Follow these steps to install IBM Cloud Private on a POWER8 or POWER9 system

Installing ICP

  1. Designate one of three machines as the master and log in to the master node
  2. Download the GA version of ICP-ee image tar package from here and copy it to all nodes
  3. Set up password-less ssh to all nodes and ensure that all nodes have the same time zone:
    • Generate keys by using this command:
      ssh-keygen -t rsa -f /root/.ssh/id_rsa -P ''
    • Run the command:
      ssh-copy-id -i ssh_file_path root@hostname
      In this command, replace the ssh_file_path with the id you want to use to ssh to all other nodes. Also replace hostname with the hostname or IP of each of the systems. Do this for every node in the cluster.
  4. Ensure that all default ports are open, but are not in use. For more information, see the ICP documentation.
  5. Remove /var/lib/mysql directory (if your server has one).
  6. Set the vm.max_map_count on all nodes: echo "vm.max_map_count=262144" | tee -a /etc/sysctl.conf
  7. Install Docker. If the systems have small root directory (less then 200Gb), but another larger directory to store data, you can create a symbolic link using this command: ln -s /data1/docker /var/lib/docker

    For Ubuntu:

    apt-get update
    apt install curl
    curl -sSL https://get.docker.com/ | bash

    For Red Hat Enterprise Linux (RHEL):

    yum update
    yum install docker

    Alternatively, for RHEL, you can use docker rpm files downloaded from here. For example:

    wget http://ftp.unicamp.br/pub/ppc64el/rhel/7/docker-ppc64el/container-selinux-2.9-4.el7.noarch.rpm http://ftp.unicamp.br/pub/ppc64el/rhel/7/docker-ppc64el/docker-ce-17.09.0.ce-1.el7.centos.ppc64le.rpm
    rpm -ivh container-selinux-2.9-4.el7.noarch.rpm
    rpm -ivh docker-ce-17.09.0.ce-1.el7.centos.ppc64le.rpm

    Alternatively, Docker can be installed with ICP provided installer.

......

According to the ICP installation guide, when might you create a symbolic link for /var/lib/docker during the Docker install? Answer in one to three sentences. The entries have no connection to the installation guide above.

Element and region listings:
......

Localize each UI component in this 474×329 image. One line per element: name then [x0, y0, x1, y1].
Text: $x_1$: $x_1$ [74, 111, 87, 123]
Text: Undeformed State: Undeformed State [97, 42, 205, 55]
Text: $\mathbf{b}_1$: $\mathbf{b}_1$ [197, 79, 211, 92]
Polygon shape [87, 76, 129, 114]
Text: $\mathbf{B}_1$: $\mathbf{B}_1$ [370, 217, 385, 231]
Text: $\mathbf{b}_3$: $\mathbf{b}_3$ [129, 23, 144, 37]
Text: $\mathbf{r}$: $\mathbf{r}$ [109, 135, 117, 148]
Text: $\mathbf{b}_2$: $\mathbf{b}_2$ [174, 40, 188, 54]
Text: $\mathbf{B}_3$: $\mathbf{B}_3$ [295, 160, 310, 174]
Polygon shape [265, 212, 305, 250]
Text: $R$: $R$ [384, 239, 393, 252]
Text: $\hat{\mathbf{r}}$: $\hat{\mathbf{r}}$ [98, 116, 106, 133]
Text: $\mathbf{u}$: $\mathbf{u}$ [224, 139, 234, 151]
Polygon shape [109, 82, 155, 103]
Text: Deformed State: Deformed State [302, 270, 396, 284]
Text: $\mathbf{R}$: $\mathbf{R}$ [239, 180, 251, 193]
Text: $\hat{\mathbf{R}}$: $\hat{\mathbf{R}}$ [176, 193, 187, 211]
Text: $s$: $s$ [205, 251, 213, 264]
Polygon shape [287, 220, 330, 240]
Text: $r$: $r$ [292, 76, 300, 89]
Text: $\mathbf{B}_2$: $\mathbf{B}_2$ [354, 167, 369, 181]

......

__RESPONSE FOR THIS EXERCISE__
The guide suggests the link when the systems have a small root directory, under 200Gb, but also have another, larger directory for storing data. The command it gives for this is ln -s /data1/docker /var/lib/docker.